Instructions to follow →
Where a line holds "https", copy it.

** Start of The data **

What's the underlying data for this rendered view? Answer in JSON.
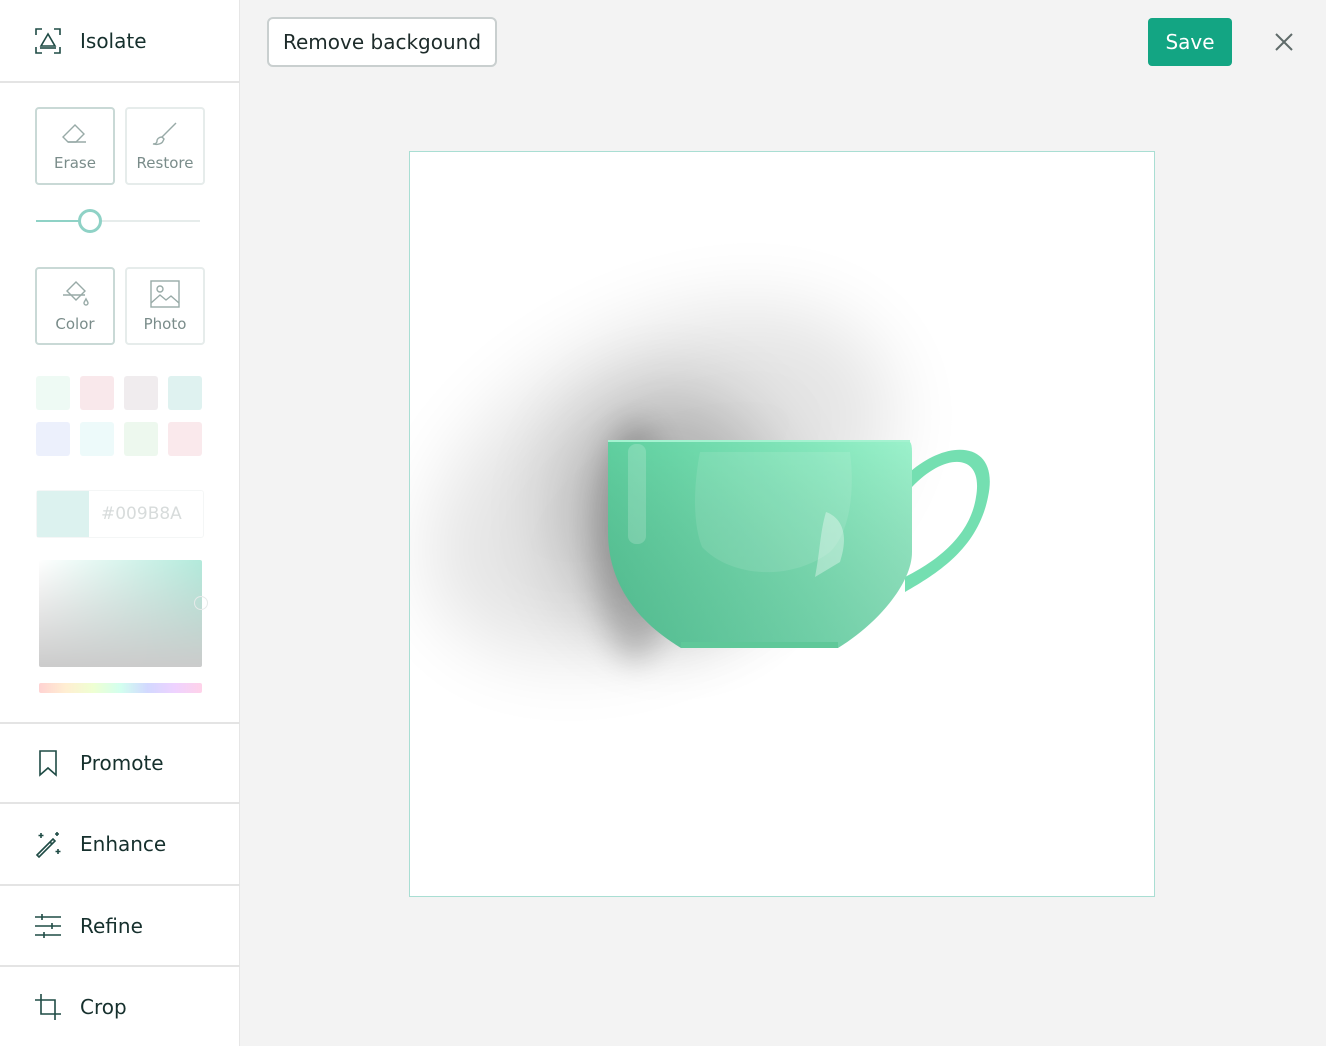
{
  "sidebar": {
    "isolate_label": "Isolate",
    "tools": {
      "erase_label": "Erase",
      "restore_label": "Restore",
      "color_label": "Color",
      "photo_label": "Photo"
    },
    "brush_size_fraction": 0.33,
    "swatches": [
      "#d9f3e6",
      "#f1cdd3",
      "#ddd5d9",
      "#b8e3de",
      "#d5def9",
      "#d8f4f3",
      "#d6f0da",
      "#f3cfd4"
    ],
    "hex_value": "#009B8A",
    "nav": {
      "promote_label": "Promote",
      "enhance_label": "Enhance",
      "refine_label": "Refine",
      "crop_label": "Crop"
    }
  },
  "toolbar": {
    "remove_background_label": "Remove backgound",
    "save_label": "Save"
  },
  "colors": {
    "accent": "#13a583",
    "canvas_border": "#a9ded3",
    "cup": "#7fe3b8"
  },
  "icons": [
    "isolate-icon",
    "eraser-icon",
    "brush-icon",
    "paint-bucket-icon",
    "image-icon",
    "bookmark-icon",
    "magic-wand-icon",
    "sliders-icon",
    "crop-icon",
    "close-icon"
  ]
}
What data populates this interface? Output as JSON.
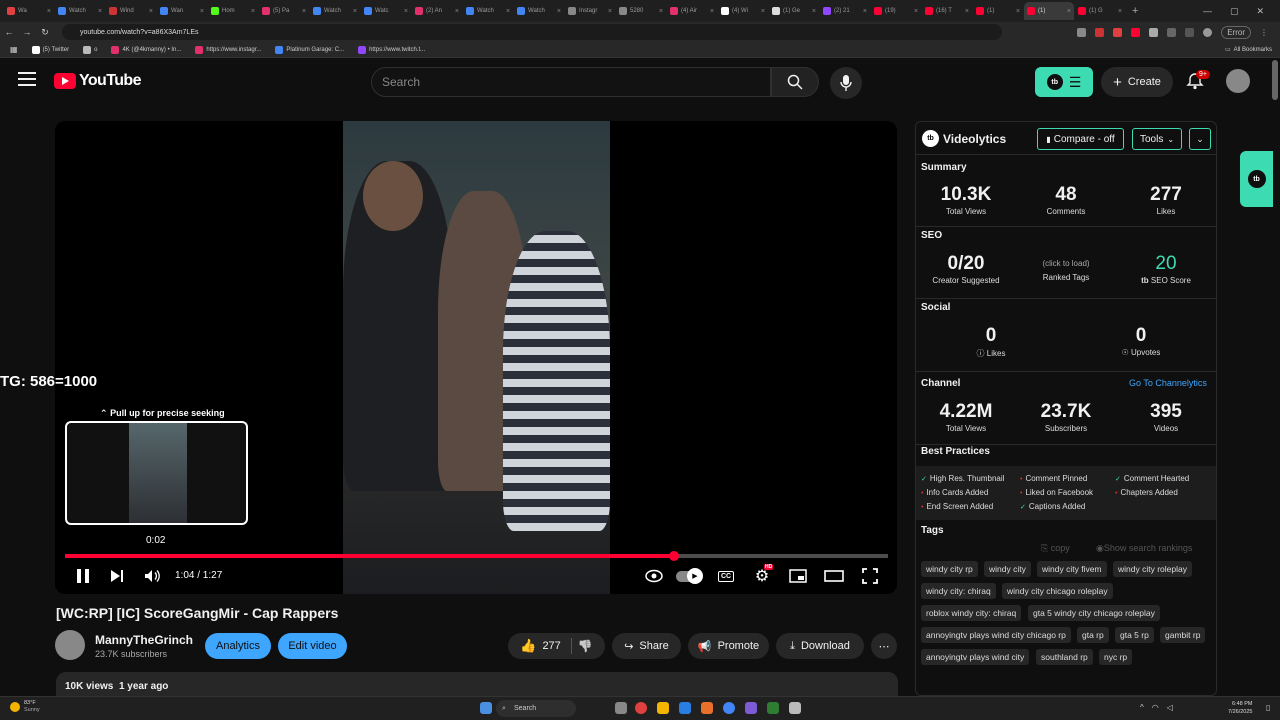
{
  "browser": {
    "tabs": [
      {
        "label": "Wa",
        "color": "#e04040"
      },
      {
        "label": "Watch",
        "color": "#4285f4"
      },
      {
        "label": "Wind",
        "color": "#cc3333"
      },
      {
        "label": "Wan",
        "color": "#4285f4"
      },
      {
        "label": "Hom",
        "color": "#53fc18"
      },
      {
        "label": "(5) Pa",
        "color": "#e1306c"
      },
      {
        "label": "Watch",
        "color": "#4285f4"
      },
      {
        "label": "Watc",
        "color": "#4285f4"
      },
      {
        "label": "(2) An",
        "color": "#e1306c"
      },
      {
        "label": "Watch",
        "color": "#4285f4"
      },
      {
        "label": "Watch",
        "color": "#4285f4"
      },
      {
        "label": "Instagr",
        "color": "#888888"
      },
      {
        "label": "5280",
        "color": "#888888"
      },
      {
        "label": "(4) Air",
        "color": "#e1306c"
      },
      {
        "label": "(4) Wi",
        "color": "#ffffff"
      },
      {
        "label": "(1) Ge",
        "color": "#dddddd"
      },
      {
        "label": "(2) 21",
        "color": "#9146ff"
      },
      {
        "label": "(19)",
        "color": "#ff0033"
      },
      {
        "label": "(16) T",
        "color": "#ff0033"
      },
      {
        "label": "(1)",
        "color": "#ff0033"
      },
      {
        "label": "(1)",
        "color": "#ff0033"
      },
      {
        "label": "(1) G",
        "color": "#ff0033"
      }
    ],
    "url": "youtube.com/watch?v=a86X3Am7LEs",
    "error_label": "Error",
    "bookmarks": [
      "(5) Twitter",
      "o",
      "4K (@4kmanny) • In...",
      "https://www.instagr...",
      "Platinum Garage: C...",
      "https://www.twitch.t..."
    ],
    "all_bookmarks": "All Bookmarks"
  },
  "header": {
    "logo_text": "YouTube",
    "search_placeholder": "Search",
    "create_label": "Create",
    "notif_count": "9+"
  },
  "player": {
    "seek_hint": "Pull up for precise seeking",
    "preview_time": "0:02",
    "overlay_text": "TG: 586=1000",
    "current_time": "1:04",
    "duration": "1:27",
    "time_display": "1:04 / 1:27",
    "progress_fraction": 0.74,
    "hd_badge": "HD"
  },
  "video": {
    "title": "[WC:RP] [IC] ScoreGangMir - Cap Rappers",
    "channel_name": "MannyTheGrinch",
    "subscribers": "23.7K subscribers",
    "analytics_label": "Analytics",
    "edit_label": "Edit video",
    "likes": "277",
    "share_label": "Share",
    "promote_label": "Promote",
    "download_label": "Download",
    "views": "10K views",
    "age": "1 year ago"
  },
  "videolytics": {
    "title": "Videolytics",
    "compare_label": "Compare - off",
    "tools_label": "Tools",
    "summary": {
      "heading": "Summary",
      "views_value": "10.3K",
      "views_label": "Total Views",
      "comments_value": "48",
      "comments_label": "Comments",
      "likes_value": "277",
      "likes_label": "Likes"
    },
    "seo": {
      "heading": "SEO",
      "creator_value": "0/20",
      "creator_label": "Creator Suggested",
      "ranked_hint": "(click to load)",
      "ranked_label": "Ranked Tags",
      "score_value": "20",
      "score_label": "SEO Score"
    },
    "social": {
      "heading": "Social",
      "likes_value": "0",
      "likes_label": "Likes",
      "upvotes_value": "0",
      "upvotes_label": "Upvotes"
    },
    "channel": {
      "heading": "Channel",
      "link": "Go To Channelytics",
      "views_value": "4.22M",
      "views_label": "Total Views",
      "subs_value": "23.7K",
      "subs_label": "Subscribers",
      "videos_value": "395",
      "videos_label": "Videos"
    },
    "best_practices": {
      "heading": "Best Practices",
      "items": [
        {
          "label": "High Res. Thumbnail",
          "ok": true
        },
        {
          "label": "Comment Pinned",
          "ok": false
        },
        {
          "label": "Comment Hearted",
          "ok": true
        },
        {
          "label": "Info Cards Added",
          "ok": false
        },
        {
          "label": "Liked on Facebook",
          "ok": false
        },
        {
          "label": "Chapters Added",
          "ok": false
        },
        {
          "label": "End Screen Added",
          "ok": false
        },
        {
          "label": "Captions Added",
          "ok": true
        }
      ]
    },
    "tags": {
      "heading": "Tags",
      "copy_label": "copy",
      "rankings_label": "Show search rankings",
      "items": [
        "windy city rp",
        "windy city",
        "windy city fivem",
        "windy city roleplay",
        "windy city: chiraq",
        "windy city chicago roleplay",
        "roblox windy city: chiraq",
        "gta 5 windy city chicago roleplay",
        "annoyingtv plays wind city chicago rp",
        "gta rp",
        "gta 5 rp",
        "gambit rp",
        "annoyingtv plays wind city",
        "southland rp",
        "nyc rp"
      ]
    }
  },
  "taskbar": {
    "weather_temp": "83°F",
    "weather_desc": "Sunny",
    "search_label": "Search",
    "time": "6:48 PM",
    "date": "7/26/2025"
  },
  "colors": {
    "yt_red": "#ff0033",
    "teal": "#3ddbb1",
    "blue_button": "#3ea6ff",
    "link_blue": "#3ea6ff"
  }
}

** End of The data **

Response to the task →
      "https://www.instagr...",
      "https://www.twitch.t..."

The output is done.